◆ **Task requirements**:
Gather every line below where "name" appears.

◆ **Input data**:
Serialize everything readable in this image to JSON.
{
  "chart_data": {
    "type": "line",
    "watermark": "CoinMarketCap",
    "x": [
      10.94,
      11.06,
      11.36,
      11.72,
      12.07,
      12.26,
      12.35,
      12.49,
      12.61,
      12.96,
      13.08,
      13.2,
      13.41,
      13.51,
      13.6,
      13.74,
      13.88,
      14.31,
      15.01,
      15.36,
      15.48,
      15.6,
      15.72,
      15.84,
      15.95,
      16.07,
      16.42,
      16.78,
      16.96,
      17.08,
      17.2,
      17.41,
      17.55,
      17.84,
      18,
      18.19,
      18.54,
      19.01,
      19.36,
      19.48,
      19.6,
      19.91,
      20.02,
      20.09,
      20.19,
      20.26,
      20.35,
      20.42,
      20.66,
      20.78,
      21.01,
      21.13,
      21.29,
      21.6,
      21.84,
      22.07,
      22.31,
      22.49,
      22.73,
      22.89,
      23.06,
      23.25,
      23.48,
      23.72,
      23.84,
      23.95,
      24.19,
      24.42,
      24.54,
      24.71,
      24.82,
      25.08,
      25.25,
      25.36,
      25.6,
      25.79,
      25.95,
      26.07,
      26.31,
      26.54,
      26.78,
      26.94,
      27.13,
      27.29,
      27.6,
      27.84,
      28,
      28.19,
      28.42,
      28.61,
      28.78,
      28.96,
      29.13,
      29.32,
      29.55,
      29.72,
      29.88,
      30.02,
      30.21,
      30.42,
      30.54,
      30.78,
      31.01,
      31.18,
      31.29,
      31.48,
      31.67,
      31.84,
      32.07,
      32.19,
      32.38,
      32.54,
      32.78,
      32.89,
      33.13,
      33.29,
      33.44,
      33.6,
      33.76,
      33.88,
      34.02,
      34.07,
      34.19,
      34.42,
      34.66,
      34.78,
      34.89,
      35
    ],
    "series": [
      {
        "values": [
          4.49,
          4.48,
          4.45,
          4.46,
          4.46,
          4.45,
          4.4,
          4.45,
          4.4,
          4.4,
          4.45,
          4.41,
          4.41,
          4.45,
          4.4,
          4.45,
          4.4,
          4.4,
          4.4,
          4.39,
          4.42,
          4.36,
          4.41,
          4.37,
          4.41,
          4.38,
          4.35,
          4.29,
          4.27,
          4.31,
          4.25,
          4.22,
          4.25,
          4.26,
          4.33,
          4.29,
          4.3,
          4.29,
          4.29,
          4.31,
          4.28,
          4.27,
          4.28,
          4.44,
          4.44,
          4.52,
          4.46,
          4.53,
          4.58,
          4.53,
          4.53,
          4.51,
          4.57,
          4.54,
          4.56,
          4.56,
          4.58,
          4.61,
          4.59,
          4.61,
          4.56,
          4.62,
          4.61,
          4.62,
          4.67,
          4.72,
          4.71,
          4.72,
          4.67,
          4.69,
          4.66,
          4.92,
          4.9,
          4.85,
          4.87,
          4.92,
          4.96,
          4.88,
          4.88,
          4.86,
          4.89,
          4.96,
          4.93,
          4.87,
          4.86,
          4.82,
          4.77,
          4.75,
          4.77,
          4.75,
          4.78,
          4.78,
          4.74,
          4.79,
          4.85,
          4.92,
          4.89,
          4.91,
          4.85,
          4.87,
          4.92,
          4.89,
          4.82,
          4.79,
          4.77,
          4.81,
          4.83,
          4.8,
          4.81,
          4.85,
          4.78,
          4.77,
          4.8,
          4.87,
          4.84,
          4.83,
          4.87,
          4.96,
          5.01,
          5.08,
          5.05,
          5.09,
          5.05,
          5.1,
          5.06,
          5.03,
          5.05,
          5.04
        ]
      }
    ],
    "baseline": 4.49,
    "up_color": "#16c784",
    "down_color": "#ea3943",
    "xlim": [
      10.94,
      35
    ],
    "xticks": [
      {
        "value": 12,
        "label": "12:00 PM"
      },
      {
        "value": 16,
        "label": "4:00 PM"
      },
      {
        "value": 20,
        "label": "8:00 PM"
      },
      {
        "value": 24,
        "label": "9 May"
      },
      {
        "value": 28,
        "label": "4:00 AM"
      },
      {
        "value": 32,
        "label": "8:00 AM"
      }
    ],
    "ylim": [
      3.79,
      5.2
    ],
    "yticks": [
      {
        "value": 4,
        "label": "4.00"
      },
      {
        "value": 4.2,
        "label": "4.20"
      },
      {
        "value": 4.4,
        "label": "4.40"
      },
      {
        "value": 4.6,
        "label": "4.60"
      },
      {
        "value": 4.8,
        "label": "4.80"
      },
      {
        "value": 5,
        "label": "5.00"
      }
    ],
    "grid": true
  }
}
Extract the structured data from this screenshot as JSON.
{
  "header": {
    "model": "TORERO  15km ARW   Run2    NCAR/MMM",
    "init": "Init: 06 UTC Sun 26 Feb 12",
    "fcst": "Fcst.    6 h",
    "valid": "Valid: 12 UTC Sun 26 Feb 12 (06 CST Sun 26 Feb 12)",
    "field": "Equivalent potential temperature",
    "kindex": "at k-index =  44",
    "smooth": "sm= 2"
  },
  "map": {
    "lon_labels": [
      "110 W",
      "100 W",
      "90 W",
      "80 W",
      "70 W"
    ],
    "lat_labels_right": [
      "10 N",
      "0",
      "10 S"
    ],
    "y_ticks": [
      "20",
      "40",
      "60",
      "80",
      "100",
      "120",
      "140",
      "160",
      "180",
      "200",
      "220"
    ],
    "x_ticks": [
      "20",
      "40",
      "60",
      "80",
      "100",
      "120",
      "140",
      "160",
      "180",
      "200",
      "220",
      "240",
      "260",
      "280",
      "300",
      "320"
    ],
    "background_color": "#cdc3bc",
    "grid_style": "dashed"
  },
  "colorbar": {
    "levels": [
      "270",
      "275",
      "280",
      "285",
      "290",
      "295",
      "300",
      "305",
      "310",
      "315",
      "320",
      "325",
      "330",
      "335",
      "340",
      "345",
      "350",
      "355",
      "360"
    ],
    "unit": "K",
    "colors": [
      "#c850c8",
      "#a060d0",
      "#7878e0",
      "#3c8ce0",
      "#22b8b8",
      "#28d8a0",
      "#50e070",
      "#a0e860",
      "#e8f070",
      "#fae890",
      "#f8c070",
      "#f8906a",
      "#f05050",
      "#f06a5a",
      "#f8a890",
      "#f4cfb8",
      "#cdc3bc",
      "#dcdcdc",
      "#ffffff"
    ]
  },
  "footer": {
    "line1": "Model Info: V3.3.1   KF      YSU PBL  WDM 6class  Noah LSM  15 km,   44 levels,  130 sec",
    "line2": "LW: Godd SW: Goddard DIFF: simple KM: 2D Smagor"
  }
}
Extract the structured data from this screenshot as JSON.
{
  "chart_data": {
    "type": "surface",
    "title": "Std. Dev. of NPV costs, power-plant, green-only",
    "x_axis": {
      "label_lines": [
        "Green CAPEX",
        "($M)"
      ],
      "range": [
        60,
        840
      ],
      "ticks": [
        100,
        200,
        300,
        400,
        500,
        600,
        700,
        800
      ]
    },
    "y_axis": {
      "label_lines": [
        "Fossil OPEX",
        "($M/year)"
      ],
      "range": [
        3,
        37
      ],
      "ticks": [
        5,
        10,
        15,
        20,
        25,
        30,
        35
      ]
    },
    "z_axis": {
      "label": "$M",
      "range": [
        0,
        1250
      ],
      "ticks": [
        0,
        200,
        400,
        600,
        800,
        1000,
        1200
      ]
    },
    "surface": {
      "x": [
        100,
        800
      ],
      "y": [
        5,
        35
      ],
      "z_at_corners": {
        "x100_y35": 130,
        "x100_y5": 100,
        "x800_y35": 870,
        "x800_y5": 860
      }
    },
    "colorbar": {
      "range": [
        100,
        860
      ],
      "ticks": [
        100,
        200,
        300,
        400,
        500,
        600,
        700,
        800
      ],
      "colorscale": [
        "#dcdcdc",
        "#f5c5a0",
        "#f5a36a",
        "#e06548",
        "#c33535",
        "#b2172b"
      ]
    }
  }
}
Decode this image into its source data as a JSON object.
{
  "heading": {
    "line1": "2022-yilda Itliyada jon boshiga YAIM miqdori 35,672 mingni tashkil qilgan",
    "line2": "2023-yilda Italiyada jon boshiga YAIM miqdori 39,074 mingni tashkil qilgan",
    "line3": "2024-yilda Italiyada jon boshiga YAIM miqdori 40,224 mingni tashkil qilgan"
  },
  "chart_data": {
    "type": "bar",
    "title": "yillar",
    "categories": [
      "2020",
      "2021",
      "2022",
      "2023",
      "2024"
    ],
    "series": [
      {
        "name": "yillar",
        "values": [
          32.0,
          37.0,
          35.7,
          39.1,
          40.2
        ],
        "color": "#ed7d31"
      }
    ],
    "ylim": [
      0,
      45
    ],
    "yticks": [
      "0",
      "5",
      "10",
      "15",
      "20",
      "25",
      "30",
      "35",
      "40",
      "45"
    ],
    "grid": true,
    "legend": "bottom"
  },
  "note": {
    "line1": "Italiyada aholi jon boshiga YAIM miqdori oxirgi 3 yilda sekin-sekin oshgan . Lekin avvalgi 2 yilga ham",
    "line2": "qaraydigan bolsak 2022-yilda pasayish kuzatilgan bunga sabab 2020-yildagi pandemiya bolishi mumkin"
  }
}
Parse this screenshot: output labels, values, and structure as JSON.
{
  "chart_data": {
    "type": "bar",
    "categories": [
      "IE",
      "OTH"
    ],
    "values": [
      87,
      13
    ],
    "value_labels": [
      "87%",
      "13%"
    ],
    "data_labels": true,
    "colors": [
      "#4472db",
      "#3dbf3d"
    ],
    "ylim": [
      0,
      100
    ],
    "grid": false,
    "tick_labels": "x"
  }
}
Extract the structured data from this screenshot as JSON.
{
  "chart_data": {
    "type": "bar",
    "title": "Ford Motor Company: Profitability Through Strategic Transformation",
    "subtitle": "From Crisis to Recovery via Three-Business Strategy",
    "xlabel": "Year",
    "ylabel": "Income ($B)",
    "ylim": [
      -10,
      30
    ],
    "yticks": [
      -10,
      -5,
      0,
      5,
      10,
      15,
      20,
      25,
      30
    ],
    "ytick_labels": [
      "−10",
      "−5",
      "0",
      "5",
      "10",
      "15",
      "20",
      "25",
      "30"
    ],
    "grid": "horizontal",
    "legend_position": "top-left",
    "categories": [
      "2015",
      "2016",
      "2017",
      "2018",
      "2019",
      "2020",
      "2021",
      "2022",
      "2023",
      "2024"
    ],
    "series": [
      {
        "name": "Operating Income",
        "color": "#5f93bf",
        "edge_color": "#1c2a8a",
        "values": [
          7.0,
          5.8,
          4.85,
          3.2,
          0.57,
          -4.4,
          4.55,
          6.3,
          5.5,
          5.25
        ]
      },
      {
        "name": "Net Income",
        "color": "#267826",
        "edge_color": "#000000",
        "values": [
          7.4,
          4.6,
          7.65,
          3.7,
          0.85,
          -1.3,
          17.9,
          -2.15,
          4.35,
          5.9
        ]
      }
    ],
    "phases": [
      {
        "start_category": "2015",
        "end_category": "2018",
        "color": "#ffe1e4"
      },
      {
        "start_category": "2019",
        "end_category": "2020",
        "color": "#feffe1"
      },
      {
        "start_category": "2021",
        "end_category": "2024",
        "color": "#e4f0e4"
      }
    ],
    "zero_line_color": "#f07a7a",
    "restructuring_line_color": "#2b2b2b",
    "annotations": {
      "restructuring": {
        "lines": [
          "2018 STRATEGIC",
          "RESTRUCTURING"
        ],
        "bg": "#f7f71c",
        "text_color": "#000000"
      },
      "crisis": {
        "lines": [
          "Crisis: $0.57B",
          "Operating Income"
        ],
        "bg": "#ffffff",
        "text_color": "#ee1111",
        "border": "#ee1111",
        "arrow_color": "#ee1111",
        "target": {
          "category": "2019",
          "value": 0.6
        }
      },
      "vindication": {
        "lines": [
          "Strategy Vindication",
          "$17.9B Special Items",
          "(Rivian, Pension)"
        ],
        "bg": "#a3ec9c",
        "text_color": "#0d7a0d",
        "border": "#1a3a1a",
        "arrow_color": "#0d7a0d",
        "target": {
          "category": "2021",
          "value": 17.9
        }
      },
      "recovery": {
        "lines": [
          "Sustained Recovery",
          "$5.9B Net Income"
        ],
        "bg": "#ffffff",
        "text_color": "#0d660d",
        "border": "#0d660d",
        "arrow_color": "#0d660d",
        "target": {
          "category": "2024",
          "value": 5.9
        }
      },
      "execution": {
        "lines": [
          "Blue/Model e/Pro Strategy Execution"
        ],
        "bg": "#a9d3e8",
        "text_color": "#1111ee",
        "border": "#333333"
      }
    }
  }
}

◆ **Task response**:
        "name": "yillar",
        "name": "Operating Income",
        "name": "Net Income",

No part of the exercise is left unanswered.